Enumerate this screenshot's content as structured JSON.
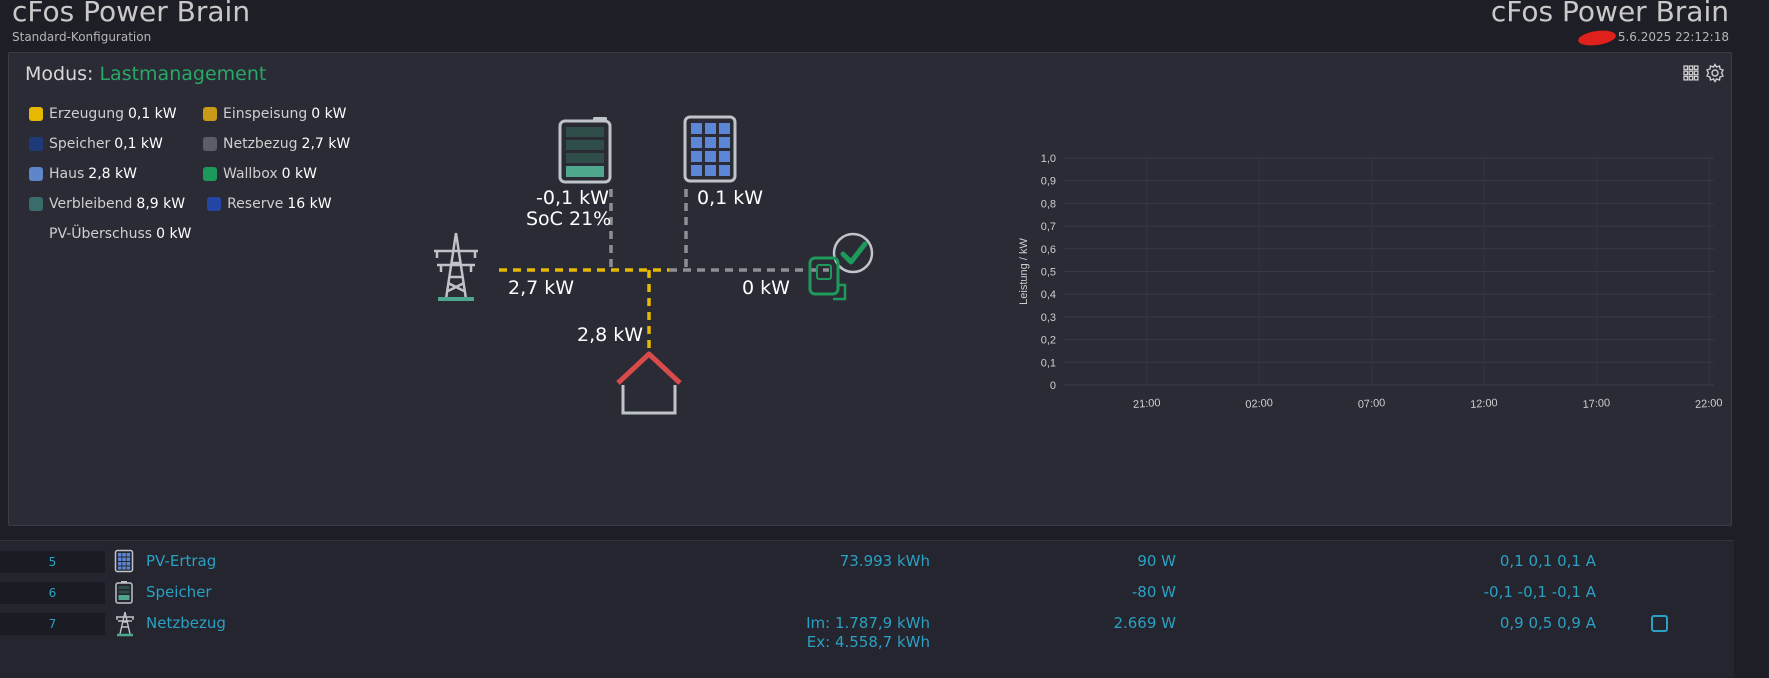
{
  "header": {
    "title_left": "cFos Power Brain",
    "subtitle": "Standard-Konfiguration",
    "title_right": "cFos Power Brain",
    "datetime": "5.6.2025 22:12:18"
  },
  "panel": {
    "mode_label": "Modus:",
    "mode_value": "Lastmanagement",
    "icons": [
      "grid-icon",
      "gear-icon"
    ]
  },
  "legend": [
    [
      {
        "label": "Erzeugung",
        "value": "0,1 kW",
        "color": "#e6b800"
      },
      {
        "label": "Einspeisung",
        "value": "0 kW",
        "color": "#c99a17"
      }
    ],
    [
      {
        "label": "Speicher",
        "value": "0,1 kW",
        "color": "#1e3a78"
      },
      {
        "label": "Netzbezug",
        "value": "2,7 kW",
        "color": "#5b5e66"
      }
    ],
    [
      {
        "label": "Haus",
        "value": "2,8 kW",
        "color": "#5f86c9"
      },
      {
        "label": "Wallbox",
        "value": "0 kW",
        "color": "#1d9a5b"
      }
    ],
    [
      {
        "label": "Verbleibend",
        "value": "8,9 kW",
        "color": "#3b6c6c"
      },
      {
        "label": "Reserve",
        "value": "16 kW",
        "color": "#2346a2"
      }
    ],
    [
      {
        "label": "PV-Überschuss",
        "value": "0 kW",
        "color": ""
      }
    ]
  ],
  "flow": {
    "battery_power": "-0,1 kW",
    "battery_soc": "SoC 21%",
    "solar_power": "0,1 kW",
    "grid_power": "2,7 kW",
    "wallbox_power": "0 kW",
    "house_power": "2,8 kW"
  },
  "chart_data": {
    "type": "line",
    "ylabel": "Leistung / kW",
    "ylim": [
      0,
      1.0
    ],
    "yticks": [
      "0",
      "0,1",
      "0,2",
      "0,3",
      "0,4",
      "0,5",
      "0,6",
      "0,7",
      "0,8",
      "0,9",
      "1,0"
    ],
    "xticks": [
      "21:00",
      "02:00",
      "07:00",
      "12:00",
      "17:00",
      "22:00"
    ],
    "series": [],
    "grid": true
  },
  "table": {
    "rows": [
      {
        "num": "5",
        "icon": "solar-panel-icon",
        "name": "PV-Ertrag",
        "energy": [
          "73.993 kWh"
        ],
        "power": "90 W",
        "amps": "0,1 0,1 0,1 A",
        "checkbox": false
      },
      {
        "num": "6",
        "icon": "battery-icon",
        "name": "Speicher",
        "energy": [],
        "power": "-80 W",
        "amps": "-0,1 -0,1 -0,1 A",
        "checkbox": false
      },
      {
        "num": "7",
        "icon": "power-tower-icon",
        "name": "Netzbezug",
        "energy": [
          "Im: 1.787,9 kWh",
          "Ex: 4.558,7 kWh"
        ],
        "power": "2.669 W",
        "amps": "0,9 0,5 0,9 A",
        "checkbox": true
      }
    ]
  }
}
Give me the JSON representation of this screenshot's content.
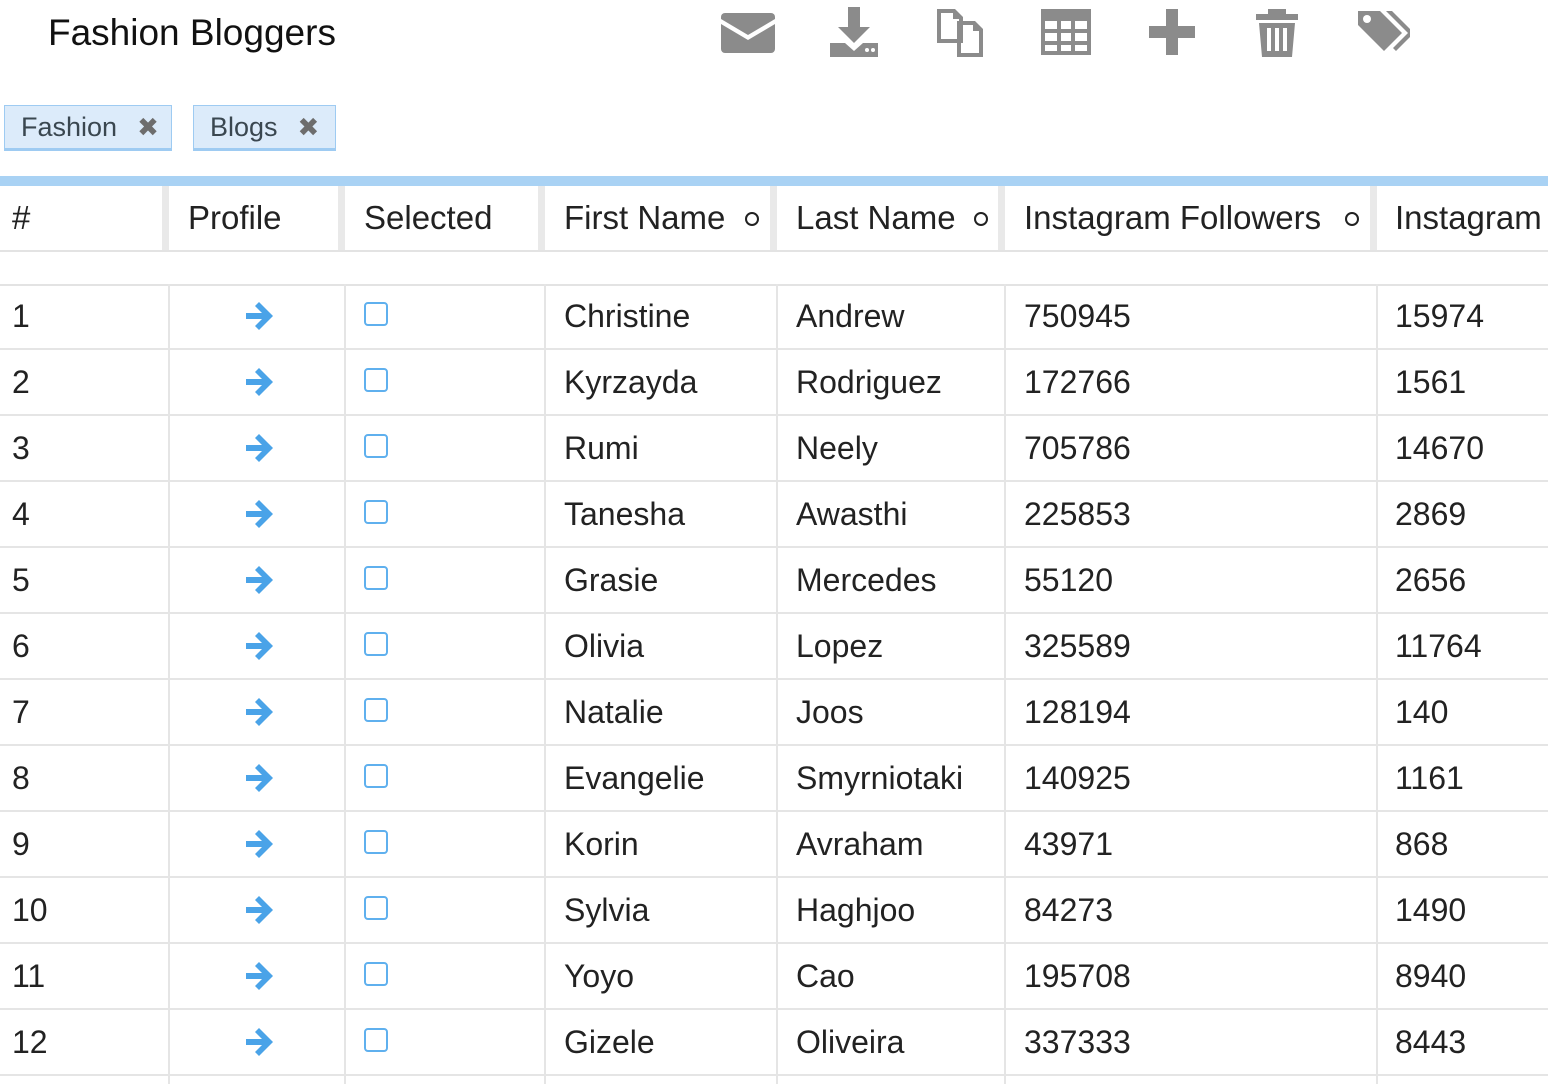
{
  "title": "Fashion Bloggers",
  "toolbar": {
    "icons": [
      "envelope-icon",
      "download-icon",
      "copy-icon",
      "table-icon",
      "plus-icon",
      "trash-icon",
      "tags-icon"
    ]
  },
  "filters": [
    {
      "label": "Fashion"
    },
    {
      "label": "Blogs"
    }
  ],
  "table": {
    "columns": {
      "num": "#",
      "profile": "Profile",
      "selected": "Selected",
      "first_name": "First Name",
      "last_name": "Last Name",
      "ig_followers": "Instagram Followers",
      "ig_next": "Instagram"
    },
    "rows": [
      {
        "num": "1",
        "first": "Christine",
        "last": "Andrew",
        "followers": "750945",
        "ig": "15974"
      },
      {
        "num": "2",
        "first": "Kyrzayda",
        "last": "Rodriguez",
        "followers": "172766",
        "ig": "1561"
      },
      {
        "num": "3",
        "first": "Rumi",
        "last": "Neely",
        "followers": "705786",
        "ig": "14670"
      },
      {
        "num": "4",
        "first": "Tanesha",
        "last": "Awasthi",
        "followers": "225853",
        "ig": "2869"
      },
      {
        "num": "5",
        "first": "Grasie",
        "last": "Mercedes",
        "followers": "55120",
        "ig": "2656"
      },
      {
        "num": "6",
        "first": "Olivia",
        "last": "Lopez",
        "followers": "325589",
        "ig": "11764"
      },
      {
        "num": "7",
        "first": "Natalie",
        "last": "Joos",
        "followers": "128194",
        "ig": "140"
      },
      {
        "num": "8",
        "first": "Evangelie",
        "last": "Smyrniotaki",
        "followers": "140925",
        "ig": "1161"
      },
      {
        "num": "9",
        "first": "Korin",
        "last": "Avraham",
        "followers": "43971",
        "ig": "868"
      },
      {
        "num": "10",
        "first": "Sylvia",
        "last": "Haghjoo",
        "followers": "84273",
        "ig": "1490"
      },
      {
        "num": "11",
        "first": "Yoyo",
        "last": "Cao",
        "followers": "195708",
        "ig": "8940"
      },
      {
        "num": "12",
        "first": "Gizele",
        "last": "Oliveira",
        "followers": "337333",
        "ig": "8443"
      }
    ]
  },
  "colors": {
    "accent": "#4aa3e8",
    "chip_bg": "#dcebfa",
    "rule": "#a9d2f4",
    "icon_gray": "#8b8b8b"
  }
}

▶ **Directive**
Each record above is to be restated exactly, with its pictures removed from the copy.

▶ **Task response**
Enumerate this screenshot's content as structured JSON.
{
  "header": {
    "title_left": "cFos Power Brain",
    "subtitle": "Standard-Konfiguration",
    "title_right": "cFos Power Brain",
    "datetime": "5.6.2025 22:12:18"
  },
  "panel": {
    "mode_label": "Modus:",
    "mode_value": "Lastmanagement",
    "icons": [
      "grid-icon",
      "gear-icon"
    ]
  },
  "legend": [
    [
      {
        "label": "Erzeugung",
        "value": "0,1 kW",
        "color": "#e6b800"
      },
      {
        "label": "Einspeisung",
        "value": "0 kW",
        "color": "#c99a17"
      }
    ],
    [
      {
        "label": "Speicher",
        "value": "0,1 kW",
        "color": "#1e3a78"
      },
      {
        "label": "Netzbezug",
        "value": "2,7 kW",
        "color": "#5b5e66"
      }
    ],
    [
      {
        "label": "Haus",
        "value": "2,8 kW",
        "color": "#5f86c9"
      },
      {
        "label": "Wallbox",
        "value": "0 kW",
        "color": "#1d9a5b"
      }
    ],
    [
      {
        "label": "Verbleibend",
        "value": "8,9 kW",
        "color": "#3b6c6c"
      },
      {
        "label": "Reserve",
        "value": "16 kW",
        "color": "#2346a2"
      }
    ],
    [
      {
        "label": "PV-Überschuss",
        "value": "0 kW",
        "color": ""
      }
    ]
  ],
  "flow": {
    "battery_power": "-0,1 kW",
    "battery_soc": "SoC 21%",
    "solar_power": "0,1 kW",
    "grid_power": "2,7 kW",
    "wallbox_power": "0 kW",
    "house_power": "2,8 kW"
  },
  "chart_data": {
    "type": "line",
    "ylabel": "Leistung / kW",
    "ylim": [
      0,
      1.0
    ],
    "yticks": [
      "0",
      "0,1",
      "0,2",
      "0,3",
      "0,4",
      "0,5",
      "0,6",
      "0,7",
      "0,8",
      "0,9",
      "1,0"
    ],
    "xticks": [
      "21:00",
      "02:00",
      "07:00",
      "12:00",
      "17:00",
      "22:00"
    ],
    "series": [],
    "grid": true
  },
  "table": {
    "rows": [
      {
        "num": "5",
        "icon": "solar-panel-icon",
        "name": "PV-Ertrag",
        "energy": [
          "73.993 kWh"
        ],
        "power": "90 W",
        "amps": "0,1 0,1 0,1 A",
        "checkbox": false
      },
      {
        "num": "6",
        "icon": "battery-icon",
        "name": "Speicher",
        "energy": [],
        "power": "-80 W",
        "amps": "-0,1 -0,1 -0,1 A",
        "checkbox": false
      },
      {
        "num": "7",
        "icon": "power-tower-icon",
        "name": "Netzbezug",
        "energy": [
          "Im: 1.787,9 kWh",
          "Ex: 4.558,7 kWh"
        ],
        "power": "2.669 W",
        "amps": "0,9 0,5 0,9 A",
        "checkbox": true
      }
    ]
  }
}
Give me the JSON representation of this screenshot's content.
{
  "title": "Fashion Bloggers",
  "toolbar": {
    "icons": [
      "envelope-icon",
      "download-icon",
      "copy-icon",
      "table-icon",
      "plus-icon",
      "trash-icon",
      "tags-icon"
    ]
  },
  "filters": [
    {
      "label": "Fashion"
    },
    {
      "label": "Blogs"
    }
  ],
  "table": {
    "columns": {
      "num": "#",
      "profile": "Profile",
      "selected": "Selected",
      "first_name": "First Name",
      "last_name": "Last Name",
      "ig_followers": "Instagram Followers",
      "ig_next": "Instagram"
    },
    "rows": [
      {
        "num": "1",
        "first": "Christine",
        "last": "Andrew",
        "followers": "750945",
        "ig": "15974"
      },
      {
        "num": "2",
        "first": "Kyrzayda",
        "last": "Rodriguez",
        "followers": "172766",
        "ig": "1561"
      },
      {
        "num": "3",
        "first": "Rumi",
        "last": "Neely",
        "followers": "705786",
        "ig": "14670"
      },
      {
        "num": "4",
        "first": "Tanesha",
        "last": "Awasthi",
        "followers": "225853",
        "ig": "2869"
      },
      {
        "num": "5",
        "first": "Grasie",
        "last": "Mercedes",
        "followers": "55120",
        "ig": "2656"
      },
      {
        "num": "6",
        "first": "Olivia",
        "last": "Lopez",
        "followers": "325589",
        "ig": "11764"
      },
      {
        "num": "7",
        "first": "Natalie",
        "last": "Joos",
        "followers": "128194",
        "ig": "140"
      },
      {
        "num": "8",
        "first": "Evangelie",
        "last": "Smyrniotaki",
        "followers": "140925",
        "ig": "1161"
      },
      {
        "num": "9",
        "first": "Korin",
        "last": "Avraham",
        "followers": "43971",
        "ig": "868"
      },
      {
        "num": "10",
        "first": "Sylvia",
        "last": "Haghjoo",
        "followers": "84273",
        "ig": "1490"
      },
      {
        "num": "11",
        "first": "Yoyo",
        "last": "Cao",
        "followers": "195708",
        "ig": "8940"
      },
      {
        "num": "12",
        "first": "Gizele",
        "last": "Oliveira",
        "followers": "337333",
        "ig": "8443"
      }
    ]
  },
  "colors": {
    "accent": "#4aa3e8",
    "chip_bg": "#dcebfa",
    "rule": "#a9d2f4",
    "icon_gray": "#8b8b8b"
  }
}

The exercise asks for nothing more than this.